%%

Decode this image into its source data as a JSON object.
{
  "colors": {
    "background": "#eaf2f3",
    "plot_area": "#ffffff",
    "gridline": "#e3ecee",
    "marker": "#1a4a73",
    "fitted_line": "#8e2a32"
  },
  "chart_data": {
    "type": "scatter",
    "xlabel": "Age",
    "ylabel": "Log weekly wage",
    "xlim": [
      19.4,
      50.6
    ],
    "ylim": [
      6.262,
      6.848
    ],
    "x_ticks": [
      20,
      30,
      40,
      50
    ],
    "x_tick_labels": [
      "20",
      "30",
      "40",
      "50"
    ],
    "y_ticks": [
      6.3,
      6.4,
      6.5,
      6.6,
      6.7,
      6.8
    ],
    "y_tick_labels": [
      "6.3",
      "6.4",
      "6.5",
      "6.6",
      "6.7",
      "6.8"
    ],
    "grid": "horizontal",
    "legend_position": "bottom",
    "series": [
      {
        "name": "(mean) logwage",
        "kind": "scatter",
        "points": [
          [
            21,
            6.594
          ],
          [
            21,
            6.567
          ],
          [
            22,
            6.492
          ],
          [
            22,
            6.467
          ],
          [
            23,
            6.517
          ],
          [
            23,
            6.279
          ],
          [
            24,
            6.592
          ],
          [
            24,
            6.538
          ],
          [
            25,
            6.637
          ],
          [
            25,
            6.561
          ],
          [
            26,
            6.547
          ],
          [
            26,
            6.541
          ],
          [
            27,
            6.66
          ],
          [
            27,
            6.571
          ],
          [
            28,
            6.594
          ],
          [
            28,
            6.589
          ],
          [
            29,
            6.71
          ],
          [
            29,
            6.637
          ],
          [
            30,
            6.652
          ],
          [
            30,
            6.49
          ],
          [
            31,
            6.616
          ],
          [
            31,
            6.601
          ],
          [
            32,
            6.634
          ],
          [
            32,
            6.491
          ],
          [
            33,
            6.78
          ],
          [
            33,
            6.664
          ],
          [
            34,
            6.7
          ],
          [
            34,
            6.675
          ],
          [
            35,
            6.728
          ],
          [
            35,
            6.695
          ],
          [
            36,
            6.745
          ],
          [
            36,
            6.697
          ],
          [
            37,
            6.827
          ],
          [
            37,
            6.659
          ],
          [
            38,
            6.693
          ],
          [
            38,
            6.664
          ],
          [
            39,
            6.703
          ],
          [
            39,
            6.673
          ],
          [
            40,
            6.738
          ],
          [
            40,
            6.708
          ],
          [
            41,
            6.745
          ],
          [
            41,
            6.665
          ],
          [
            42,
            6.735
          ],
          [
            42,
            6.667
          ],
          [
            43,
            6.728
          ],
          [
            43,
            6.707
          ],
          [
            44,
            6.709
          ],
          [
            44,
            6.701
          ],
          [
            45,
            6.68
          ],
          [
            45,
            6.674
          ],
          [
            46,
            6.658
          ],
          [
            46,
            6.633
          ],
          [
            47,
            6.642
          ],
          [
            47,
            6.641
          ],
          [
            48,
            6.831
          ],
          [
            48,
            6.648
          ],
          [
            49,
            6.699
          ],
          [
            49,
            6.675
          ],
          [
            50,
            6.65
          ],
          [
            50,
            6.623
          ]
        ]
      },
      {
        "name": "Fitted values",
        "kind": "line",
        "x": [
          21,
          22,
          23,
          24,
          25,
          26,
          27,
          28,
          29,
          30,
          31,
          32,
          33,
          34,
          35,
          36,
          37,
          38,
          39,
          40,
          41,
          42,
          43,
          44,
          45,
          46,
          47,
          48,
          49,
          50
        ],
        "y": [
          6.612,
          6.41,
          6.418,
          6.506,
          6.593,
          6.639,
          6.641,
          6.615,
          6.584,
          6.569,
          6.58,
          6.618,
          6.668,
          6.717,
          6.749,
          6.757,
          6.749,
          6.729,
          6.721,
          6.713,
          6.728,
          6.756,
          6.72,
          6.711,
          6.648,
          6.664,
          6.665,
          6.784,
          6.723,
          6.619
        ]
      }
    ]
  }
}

%%

**Aim of the exercise:**
Return every line of the material exactly.

**Task result:**
Decode this image into its source data as a JSON object.
{
  "colors": {
    "background": "#eaf2f3",
    "plot_area": "#ffffff",
    "gridline": "#e3ecee",
    "marker": "#1a4a73",
    "fitted_line": "#8e2a32"
  },
  "chart_data": {
    "type": "scatter",
    "xlabel": "Age",
    "ylabel": "Log weekly wage",
    "xlim": [
      19.4,
      50.6
    ],
    "ylim": [
      6.262,
      6.848
    ],
    "x_ticks": [
      20,
      30,
      40,
      50
    ],
    "x_tick_labels": [
      "20",
      "30",
      "40",
      "50"
    ],
    "y_ticks": [
      6.3,
      6.4,
      6.5,
      6.6,
      6.7,
      6.8
    ],
    "y_tick_labels": [
      "6.3",
      "6.4",
      "6.5",
      "6.6",
      "6.7",
      "6.8"
    ],
    "grid": "horizontal",
    "legend_position": "bottom",
    "series": [
      {
        "name": "(mean) logwage",
        "kind": "scatter",
        "points": [
          [
            21,
            6.594
          ],
          [
            21,
            6.567
          ],
          [
            22,
            6.492
          ],
          [
            22,
            6.467
          ],
          [
            23,
            6.517
          ],
          [
            23,
            6.279
          ],
          [
            24,
            6.592
          ],
          [
            24,
            6.538
          ],
          [
            25,
            6.637
          ],
          [
            25,
            6.561
          ],
          [
            26,
            6.547
          ],
          [
            26,
            6.541
          ],
          [
            27,
            6.66
          ],
          [
            27,
            6.571
          ],
          [
            28,
            6.594
          ],
          [
            28,
            6.589
          ],
          [
            29,
            6.71
          ],
          [
            29,
            6.637
          ],
          [
            30,
            6.652
          ],
          [
            30,
            6.49
          ],
          [
            31,
            6.616
          ],
          [
            31,
            6.601
          ],
          [
            32,
            6.634
          ],
          [
            32,
            6.491
          ],
          [
            33,
            6.78
          ],
          [
            33,
            6.664
          ],
          [
            34,
            6.7
          ],
          [
            34,
            6.675
          ],
          [
            35,
            6.728
          ],
          [
            35,
            6.695
          ],
          [
            36,
            6.745
          ],
          [
            36,
            6.697
          ],
          [
            37,
            6.827
          ],
          [
            37,
            6.659
          ],
          [
            38,
            6.693
          ],
          [
            38,
            6.664
          ],
          [
            39,
            6.703
          ],
          [
            39,
            6.673
          ],
          [
            40,
            6.738
          ],
          [
            40,
            6.708
          ],
          [
            41,
            6.745
          ],
          [
            41,
            6.665
          ],
          [
            42,
            6.735
          ],
          [
            42,
            6.667
          ],
          [
            43,
            6.728
          ],
          [
            43,
            6.707
          ],
          [
            44,
            6.709
          ],
          [
            44,
            6.701
          ],
          [
            45,
            6.68
          ],
          [
            45,
            6.674
          ],
          [
            46,
            6.658
          ],
          [
            46,
            6.633
          ],
          [
            47,
            6.642
          ],
          [
            47,
            6.641
          ],
          [
            48,
            6.831
          ],
          [
            48,
            6.648
          ],
          [
            49,
            6.699
          ],
          [
            49,
            6.675
          ],
          [
            50,
            6.65
          ],
          [
            50,
            6.623
          ]
        ]
      },
      {
        "name": "Fitted values",
        "kind": "line",
        "x": [
          21,
          22,
          23,
          24,
          25,
          26,
          27,
          28,
          29,
          30,
          31,
          32,
          33,
          34,
          35,
          36,
          37,
          38,
          39,
          40,
          41,
          42,
          43,
          44,
          45,
          46,
          47,
          48,
          49,
          50
        ],
        "y": [
          6.612,
          6.41,
          6.418,
          6.506,
          6.593,
          6.639,
          6.641,
          6.615,
          6.584,
          6.569,
          6.58,
          6.618,
          6.668,
          6.717,
          6.749,
          6.757,
          6.749,
          6.729,
          6.721,
          6.713,
          6.728,
          6.756,
          6.72,
          6.711,
          6.648,
          6.664,
          6.665,
          6.784,
          6.723,
          6.619
        ]
      }
    ]
  }
}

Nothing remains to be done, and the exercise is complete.